§ **Task description**: Copy the following material line for line without any alteration, and leave the pictures out of your answer.

Spatial annotation entries:

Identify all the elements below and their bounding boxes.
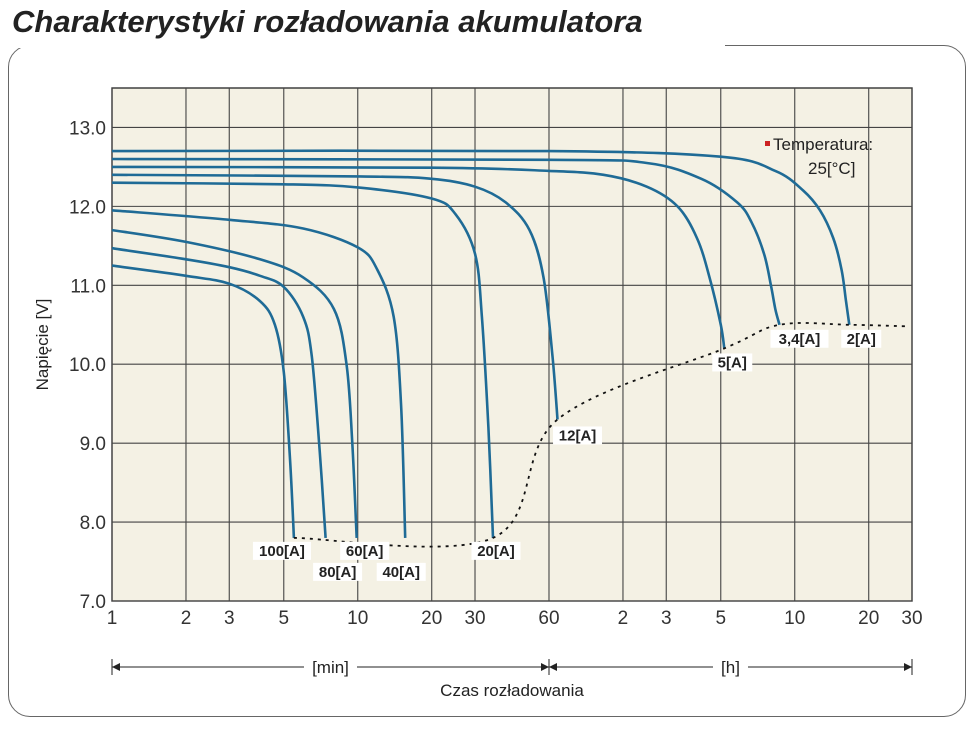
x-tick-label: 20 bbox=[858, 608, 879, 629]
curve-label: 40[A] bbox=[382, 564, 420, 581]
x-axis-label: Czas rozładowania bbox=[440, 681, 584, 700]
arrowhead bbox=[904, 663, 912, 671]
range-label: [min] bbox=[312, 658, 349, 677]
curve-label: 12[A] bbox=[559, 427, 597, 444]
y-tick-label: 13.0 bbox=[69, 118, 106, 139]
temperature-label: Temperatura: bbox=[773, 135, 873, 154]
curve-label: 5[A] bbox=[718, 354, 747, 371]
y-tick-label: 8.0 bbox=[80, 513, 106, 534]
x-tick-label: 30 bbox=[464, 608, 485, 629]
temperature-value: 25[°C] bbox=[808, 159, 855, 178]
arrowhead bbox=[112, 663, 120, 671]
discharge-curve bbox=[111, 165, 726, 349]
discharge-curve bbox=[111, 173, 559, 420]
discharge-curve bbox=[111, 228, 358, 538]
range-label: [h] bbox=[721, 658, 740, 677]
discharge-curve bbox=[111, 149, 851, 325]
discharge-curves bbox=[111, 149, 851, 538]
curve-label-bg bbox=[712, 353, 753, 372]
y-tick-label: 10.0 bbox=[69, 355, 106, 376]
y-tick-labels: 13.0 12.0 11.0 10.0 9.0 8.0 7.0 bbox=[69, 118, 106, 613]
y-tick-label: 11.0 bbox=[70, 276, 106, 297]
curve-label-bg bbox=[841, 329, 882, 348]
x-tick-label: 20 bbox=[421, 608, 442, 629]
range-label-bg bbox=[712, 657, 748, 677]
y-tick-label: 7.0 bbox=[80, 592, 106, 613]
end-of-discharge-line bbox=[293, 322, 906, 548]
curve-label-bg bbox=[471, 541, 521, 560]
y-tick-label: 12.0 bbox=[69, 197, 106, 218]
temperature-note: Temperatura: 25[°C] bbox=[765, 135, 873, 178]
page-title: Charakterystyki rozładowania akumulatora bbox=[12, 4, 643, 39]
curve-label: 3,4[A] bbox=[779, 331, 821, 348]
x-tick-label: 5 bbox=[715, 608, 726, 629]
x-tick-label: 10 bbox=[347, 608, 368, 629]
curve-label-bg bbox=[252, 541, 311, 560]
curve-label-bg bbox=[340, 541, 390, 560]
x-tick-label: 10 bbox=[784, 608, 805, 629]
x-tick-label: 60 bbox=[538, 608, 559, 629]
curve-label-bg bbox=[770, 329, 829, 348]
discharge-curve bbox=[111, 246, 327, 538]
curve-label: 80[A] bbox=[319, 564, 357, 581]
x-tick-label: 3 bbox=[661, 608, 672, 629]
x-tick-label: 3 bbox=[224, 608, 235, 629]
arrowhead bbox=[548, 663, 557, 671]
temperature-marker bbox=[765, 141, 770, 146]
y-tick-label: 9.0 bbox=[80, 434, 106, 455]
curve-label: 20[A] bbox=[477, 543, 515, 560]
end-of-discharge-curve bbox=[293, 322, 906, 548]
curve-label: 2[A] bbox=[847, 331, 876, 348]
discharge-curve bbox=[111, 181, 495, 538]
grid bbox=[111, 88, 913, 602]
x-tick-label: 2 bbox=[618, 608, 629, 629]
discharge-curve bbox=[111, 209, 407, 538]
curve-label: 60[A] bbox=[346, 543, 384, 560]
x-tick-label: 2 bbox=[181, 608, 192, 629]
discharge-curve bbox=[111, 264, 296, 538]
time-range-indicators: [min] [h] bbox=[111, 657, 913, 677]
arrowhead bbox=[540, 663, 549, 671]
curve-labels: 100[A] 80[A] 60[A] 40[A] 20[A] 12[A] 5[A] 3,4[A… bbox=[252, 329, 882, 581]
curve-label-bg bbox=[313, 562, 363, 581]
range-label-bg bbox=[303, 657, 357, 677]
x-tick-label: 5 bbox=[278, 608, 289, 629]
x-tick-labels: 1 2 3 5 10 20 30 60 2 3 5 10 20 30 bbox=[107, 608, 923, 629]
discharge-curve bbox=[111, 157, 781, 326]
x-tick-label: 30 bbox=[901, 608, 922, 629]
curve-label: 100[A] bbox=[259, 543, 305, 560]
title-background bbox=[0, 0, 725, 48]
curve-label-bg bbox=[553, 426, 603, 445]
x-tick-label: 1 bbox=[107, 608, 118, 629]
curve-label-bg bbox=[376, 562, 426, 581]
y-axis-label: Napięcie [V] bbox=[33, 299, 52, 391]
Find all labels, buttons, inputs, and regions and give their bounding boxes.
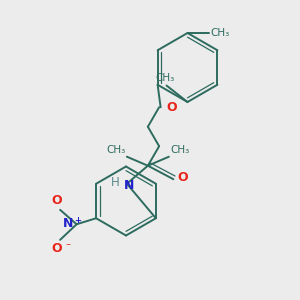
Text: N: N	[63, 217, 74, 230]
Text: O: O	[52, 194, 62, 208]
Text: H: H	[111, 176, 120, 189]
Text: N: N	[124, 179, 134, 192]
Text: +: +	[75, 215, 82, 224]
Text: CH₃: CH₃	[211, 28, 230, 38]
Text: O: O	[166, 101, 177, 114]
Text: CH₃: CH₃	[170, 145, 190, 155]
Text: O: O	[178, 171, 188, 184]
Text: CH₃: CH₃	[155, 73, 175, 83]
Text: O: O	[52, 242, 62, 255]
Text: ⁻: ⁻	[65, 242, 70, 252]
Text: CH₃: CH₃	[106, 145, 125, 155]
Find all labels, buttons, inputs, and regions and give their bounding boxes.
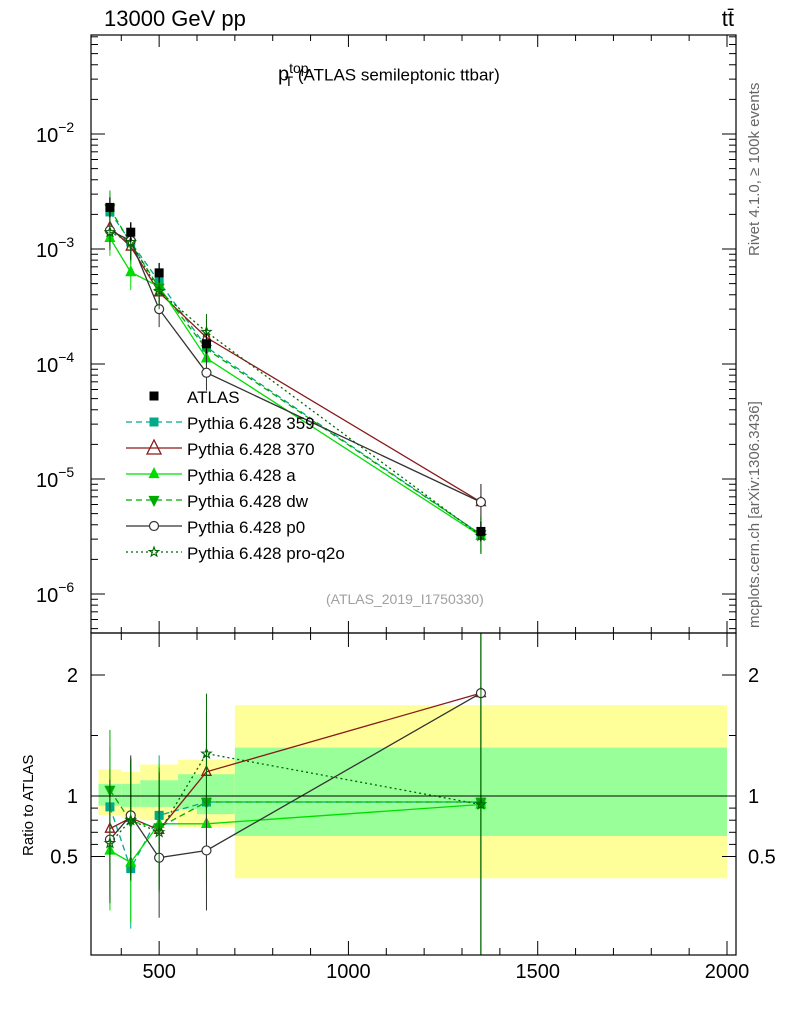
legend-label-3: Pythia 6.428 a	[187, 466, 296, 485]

§ **Solved exercise**:
Identify all the elements below and their bounding boxes.
x-tick-label: 20 bbox=[858, 608, 879, 629]
curve-label: 40[A] bbox=[382, 564, 420, 581]
x-axis-label: Czas rozładowania bbox=[440, 681, 584, 700]
arrowhead bbox=[904, 663, 912, 671]
range-label: [min] bbox=[312, 658, 349, 677]
curve-label: 12[A] bbox=[559, 427, 597, 444]
y-tick-label: 13.0 bbox=[69, 118, 106, 139]
temperature-label: Temperatura: bbox=[773, 135, 873, 154]
curve-label: 5[A] bbox=[718, 354, 747, 371]
y-tick-label: 8.0 bbox=[80, 513, 106, 534]
x-tick-label: 30 bbox=[464, 608, 485, 629]
temperature-value: 25[°C] bbox=[808, 159, 855, 178]
arrowhead bbox=[112, 663, 120, 671]
discharge-curve bbox=[111, 165, 726, 349]
discharge-curve bbox=[111, 173, 559, 420]
discharge-curve bbox=[111, 228, 358, 538]
range-label: [h] bbox=[721, 658, 740, 677]
discharge-curve bbox=[111, 149, 851, 325]
discharge-curves bbox=[111, 149, 851, 538]
curve-label-bg bbox=[712, 353, 753, 372]
y-tick-label: 10.0 bbox=[69, 355, 106, 376]
y-tick-labels: 13.0 12.0 11.0 10.0 9.0 8.0 7.0 bbox=[69, 118, 106, 613]
y-tick-label: 11.0 bbox=[70, 276, 106, 297]
curve-label-bg bbox=[841, 329, 882, 348]
x-tick-label: 20 bbox=[421, 608, 442, 629]
range-label-bg bbox=[712, 657, 748, 677]
y-tick-label: 7.0 bbox=[80, 592, 106, 613]
end-of-discharge-line bbox=[293, 322, 906, 548]
curve-label-bg bbox=[471, 541, 521, 560]
y-tick-label: 12.0 bbox=[69, 197, 106, 218]
temperature-note: Temperatura: 25[°C] bbox=[765, 135, 873, 178]
page-title: Charakterystyki rozładowania akumulatora bbox=[12, 4, 643, 39]
curve-label: 3,4[A] bbox=[779, 331, 821, 348]
x-tick-label: 5 bbox=[715, 608, 726, 629]
x-tick-label: 10 bbox=[347, 608, 368, 629]
curve-label-bg bbox=[252, 541, 311, 560]
curve-label-bg bbox=[340, 541, 390, 560]
x-tick-label: 10 bbox=[784, 608, 805, 629]
x-tick-label: 60 bbox=[538, 608, 559, 629]
curve-label-bg bbox=[770, 329, 829, 348]
discharge-curve bbox=[111, 246, 327, 538]
curve-label: 80[A] bbox=[319, 564, 357, 581]
x-tick-label: 3 bbox=[661, 608, 672, 629]
x-tick-label: 3 bbox=[224, 608, 235, 629]
arrowhead bbox=[548, 663, 557, 671]
temperature-marker bbox=[765, 141, 770, 146]
y-tick-label: 9.0 bbox=[80, 434, 106, 455]
curve-label: 20[A] bbox=[477, 543, 515, 560]
end-of-discharge-curve bbox=[293, 322, 906, 548]
curve-label: 2[A] bbox=[847, 331, 876, 348]
discharge-curve bbox=[111, 181, 495, 538]
grid bbox=[111, 88, 913, 602]
x-tick-label: 2 bbox=[618, 608, 629, 629]
discharge-curve bbox=[111, 209, 407, 538]
curve-label: 60[A] bbox=[346, 543, 384, 560]
x-tick-label: 2 bbox=[181, 608, 192, 629]
discharge-curve bbox=[111, 264, 296, 538]
time-range-indicators: [min] [h] bbox=[111, 657, 913, 677]
arrowhead bbox=[540, 663, 549, 671]
curve-labels: 100[A] 80[A] 60[A] 40[A] 20[A] 12[A] 5[A] 3,4[A… bbox=[252, 329, 882, 581]
curve-label-bg bbox=[313, 562, 363, 581]
range-label-bg bbox=[303, 657, 357, 677]
x-tick-label: 5 bbox=[278, 608, 289, 629]
x-tick-labels: 1 2 3 5 10 20 30 60 2 3 5 10 20 30 bbox=[107, 608, 923, 629]
discharge-curve bbox=[111, 157, 781, 326]
x-tick-label: 30 bbox=[901, 608, 922, 629]
curve-label: 100[A] bbox=[259, 543, 305, 560]
title-background bbox=[0, 0, 725, 48]
curve-label-bg bbox=[553, 426, 603, 445]
x-tick-label: 1 bbox=[107, 608, 118, 629]
curve-label-bg bbox=[376, 562, 426, 581]
y-axis-label: Napięcie [V] bbox=[33, 299, 52, 391]
Find all labels, buttons, inputs, and regions and give their bounding boxes.
Text: N: N	[63, 217, 74, 230]
Text: O: O	[52, 194, 62, 208]
Text: H: H	[111, 176, 120, 189]
Text: N: N	[124, 179, 134, 192]
Text: +: +	[75, 215, 82, 224]
Text: CH₃: CH₃	[211, 28, 230, 38]
Text: O: O	[166, 101, 177, 114]
Text: CH₃: CH₃	[170, 145, 190, 155]
Text: O: O	[178, 171, 188, 184]
Text: CH₃: CH₃	[155, 73, 175, 83]
Text: O: O	[52, 242, 62, 255]
Text: ⁻: ⁻	[65, 242, 70, 252]
Text: CH₃: CH₃	[106, 145, 125, 155]
Find all labels, buttons, inputs, and regions and give their bounding boxes.
legend-label-3: Pythia 6.428 a	[187, 466, 296, 485]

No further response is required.